[Material]
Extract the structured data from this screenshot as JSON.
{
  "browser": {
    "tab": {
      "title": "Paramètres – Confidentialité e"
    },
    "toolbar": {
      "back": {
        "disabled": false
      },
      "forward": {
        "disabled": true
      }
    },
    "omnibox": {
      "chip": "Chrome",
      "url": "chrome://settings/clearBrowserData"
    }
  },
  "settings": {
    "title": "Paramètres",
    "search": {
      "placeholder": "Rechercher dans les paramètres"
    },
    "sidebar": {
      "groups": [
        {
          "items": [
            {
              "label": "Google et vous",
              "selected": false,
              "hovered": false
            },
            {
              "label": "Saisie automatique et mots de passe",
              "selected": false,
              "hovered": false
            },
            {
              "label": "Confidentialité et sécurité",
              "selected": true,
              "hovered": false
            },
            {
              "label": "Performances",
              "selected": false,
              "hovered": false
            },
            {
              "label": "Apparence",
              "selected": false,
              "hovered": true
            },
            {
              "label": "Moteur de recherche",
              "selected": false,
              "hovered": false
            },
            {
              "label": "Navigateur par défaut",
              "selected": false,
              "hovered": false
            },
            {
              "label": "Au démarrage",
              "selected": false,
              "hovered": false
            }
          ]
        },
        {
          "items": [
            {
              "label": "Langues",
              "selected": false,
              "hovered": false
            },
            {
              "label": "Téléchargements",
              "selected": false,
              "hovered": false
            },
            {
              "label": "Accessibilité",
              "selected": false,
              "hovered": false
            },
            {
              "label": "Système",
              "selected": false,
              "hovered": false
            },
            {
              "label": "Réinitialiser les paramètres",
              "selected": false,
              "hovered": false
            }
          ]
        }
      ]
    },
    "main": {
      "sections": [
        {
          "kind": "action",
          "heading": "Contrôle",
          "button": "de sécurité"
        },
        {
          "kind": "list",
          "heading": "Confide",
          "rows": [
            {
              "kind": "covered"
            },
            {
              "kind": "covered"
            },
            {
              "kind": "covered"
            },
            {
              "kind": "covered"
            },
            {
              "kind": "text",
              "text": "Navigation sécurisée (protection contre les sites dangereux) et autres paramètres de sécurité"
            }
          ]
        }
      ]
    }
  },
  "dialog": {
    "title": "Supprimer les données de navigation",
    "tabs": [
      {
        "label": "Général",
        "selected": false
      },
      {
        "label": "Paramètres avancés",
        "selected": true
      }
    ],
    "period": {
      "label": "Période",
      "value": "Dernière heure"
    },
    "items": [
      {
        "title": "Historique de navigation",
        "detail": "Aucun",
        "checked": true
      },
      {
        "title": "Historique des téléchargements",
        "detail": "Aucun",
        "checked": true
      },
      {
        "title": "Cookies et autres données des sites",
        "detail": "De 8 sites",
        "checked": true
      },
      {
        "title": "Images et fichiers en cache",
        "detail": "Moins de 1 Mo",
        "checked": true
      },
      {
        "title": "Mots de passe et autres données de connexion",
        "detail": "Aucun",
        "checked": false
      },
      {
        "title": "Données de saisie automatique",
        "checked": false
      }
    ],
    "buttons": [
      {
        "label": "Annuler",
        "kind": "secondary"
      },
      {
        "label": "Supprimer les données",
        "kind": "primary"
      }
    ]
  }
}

[Do this] Within the listing above, find every line containing the string "automatique" and return it.

[Result for this exercise]
              "label": "Saisie automatique et mots de passe",
        "title": "Données de saisie automatique",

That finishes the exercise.